── Exercise material

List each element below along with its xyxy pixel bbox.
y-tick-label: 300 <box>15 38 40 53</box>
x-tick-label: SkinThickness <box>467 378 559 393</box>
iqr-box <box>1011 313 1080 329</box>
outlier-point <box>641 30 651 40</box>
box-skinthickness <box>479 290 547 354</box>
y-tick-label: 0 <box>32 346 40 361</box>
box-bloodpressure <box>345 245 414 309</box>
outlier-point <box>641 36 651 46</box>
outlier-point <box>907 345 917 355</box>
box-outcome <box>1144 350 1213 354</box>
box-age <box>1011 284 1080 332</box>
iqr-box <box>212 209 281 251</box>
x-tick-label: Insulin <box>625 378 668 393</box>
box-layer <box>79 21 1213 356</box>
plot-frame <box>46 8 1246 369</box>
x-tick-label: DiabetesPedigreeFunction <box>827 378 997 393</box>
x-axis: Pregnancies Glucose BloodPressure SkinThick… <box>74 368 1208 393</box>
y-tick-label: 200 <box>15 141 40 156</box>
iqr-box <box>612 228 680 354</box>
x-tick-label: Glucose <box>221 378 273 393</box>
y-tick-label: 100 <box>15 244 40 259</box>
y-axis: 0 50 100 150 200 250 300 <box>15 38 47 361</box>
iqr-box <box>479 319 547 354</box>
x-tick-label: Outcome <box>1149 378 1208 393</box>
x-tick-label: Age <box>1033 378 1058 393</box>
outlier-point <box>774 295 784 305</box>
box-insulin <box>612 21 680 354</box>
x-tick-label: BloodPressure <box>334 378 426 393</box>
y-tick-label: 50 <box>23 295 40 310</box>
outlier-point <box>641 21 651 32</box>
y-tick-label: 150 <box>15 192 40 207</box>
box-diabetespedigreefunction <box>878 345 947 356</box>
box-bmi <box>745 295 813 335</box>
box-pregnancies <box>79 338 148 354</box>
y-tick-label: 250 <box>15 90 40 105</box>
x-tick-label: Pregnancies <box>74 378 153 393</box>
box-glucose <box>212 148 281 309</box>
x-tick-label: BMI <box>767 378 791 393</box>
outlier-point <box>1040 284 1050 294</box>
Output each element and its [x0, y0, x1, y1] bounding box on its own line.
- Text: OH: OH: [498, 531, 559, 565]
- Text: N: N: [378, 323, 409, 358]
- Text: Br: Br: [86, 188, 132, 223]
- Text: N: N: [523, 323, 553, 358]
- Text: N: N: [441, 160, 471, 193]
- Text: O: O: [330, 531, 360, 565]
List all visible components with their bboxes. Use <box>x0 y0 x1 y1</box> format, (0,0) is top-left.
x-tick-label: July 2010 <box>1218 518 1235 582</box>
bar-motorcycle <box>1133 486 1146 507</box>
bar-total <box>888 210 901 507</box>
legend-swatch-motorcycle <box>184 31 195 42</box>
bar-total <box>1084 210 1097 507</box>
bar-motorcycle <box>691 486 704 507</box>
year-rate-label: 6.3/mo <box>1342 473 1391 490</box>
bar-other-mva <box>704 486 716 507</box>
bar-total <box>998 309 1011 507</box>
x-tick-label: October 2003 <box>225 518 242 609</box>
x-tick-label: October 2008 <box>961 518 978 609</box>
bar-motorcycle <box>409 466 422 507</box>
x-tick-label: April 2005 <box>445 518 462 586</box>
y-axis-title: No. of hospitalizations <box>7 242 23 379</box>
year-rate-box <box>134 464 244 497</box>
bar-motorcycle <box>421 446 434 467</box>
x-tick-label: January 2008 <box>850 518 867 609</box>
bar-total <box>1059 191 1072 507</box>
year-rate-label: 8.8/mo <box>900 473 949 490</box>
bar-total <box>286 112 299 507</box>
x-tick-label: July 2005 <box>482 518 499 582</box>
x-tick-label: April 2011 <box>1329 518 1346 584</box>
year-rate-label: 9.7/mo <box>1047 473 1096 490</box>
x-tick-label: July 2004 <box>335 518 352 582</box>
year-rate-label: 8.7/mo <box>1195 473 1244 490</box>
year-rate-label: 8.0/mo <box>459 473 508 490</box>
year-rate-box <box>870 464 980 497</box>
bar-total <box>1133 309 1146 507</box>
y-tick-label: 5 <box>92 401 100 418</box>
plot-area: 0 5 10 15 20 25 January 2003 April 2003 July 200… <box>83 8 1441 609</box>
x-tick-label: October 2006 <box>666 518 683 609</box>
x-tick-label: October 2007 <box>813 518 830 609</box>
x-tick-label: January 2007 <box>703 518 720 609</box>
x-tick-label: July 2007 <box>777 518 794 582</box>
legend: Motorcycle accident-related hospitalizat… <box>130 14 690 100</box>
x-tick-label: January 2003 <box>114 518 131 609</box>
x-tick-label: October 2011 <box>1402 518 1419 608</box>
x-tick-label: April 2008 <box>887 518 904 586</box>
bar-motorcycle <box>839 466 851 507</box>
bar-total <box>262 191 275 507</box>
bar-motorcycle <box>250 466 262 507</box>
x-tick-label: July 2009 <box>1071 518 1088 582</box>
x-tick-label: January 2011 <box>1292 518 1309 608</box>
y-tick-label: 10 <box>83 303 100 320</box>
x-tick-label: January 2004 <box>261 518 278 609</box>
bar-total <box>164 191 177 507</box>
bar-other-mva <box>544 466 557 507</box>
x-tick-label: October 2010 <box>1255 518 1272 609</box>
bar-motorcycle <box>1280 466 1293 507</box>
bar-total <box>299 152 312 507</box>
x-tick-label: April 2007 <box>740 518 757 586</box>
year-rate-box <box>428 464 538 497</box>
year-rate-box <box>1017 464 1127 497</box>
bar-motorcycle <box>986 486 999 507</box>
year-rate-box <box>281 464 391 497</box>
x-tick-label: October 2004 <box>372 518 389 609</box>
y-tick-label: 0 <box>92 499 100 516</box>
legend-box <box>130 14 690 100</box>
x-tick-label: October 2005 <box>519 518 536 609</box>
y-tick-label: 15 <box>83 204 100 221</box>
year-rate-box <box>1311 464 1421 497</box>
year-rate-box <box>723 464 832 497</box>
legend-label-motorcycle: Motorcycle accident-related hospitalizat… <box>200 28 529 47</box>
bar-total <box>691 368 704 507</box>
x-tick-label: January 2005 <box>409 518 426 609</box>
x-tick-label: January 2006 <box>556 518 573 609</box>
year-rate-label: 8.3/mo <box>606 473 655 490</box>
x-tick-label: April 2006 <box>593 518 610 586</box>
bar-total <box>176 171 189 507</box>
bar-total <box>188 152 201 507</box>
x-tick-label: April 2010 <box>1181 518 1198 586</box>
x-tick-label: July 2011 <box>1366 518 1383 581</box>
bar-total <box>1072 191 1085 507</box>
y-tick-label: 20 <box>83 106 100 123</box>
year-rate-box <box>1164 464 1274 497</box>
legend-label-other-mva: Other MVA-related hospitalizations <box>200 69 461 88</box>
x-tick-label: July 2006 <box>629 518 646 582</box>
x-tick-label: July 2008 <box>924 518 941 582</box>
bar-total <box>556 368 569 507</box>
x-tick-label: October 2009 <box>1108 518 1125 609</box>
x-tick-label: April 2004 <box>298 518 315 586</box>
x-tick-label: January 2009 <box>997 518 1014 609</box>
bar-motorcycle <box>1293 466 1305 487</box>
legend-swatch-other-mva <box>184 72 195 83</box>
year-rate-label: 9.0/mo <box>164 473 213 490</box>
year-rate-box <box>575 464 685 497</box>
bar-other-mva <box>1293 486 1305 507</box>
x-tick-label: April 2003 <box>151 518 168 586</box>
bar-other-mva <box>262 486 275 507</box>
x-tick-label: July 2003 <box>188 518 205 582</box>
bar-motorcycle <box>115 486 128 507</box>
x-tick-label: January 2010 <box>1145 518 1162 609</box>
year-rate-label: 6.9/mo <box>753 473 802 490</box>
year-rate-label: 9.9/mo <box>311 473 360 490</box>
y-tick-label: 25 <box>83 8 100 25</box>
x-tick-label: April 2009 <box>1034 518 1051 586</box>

────

**What you need to do:** Rewrite the data from its first line through the line containing "y-tick-label: 0 <box>32 346 40 361</box>", putting "outlier-dot" in place of "outlier-point" and leaving everything else unchanged.

**Answer:**
List each element below along with its xyxy pixel bbox.
y-tick-label: 300 <box>15 38 40 53</box>
x-tick-label: SkinThickness <box>467 378 559 393</box>
iqr-box <box>1011 313 1080 329</box>
outlier-dot <box>641 30 651 40</box>
box-skinthickness <box>479 290 547 354</box>
y-tick-label: 0 <box>32 346 40 361</box>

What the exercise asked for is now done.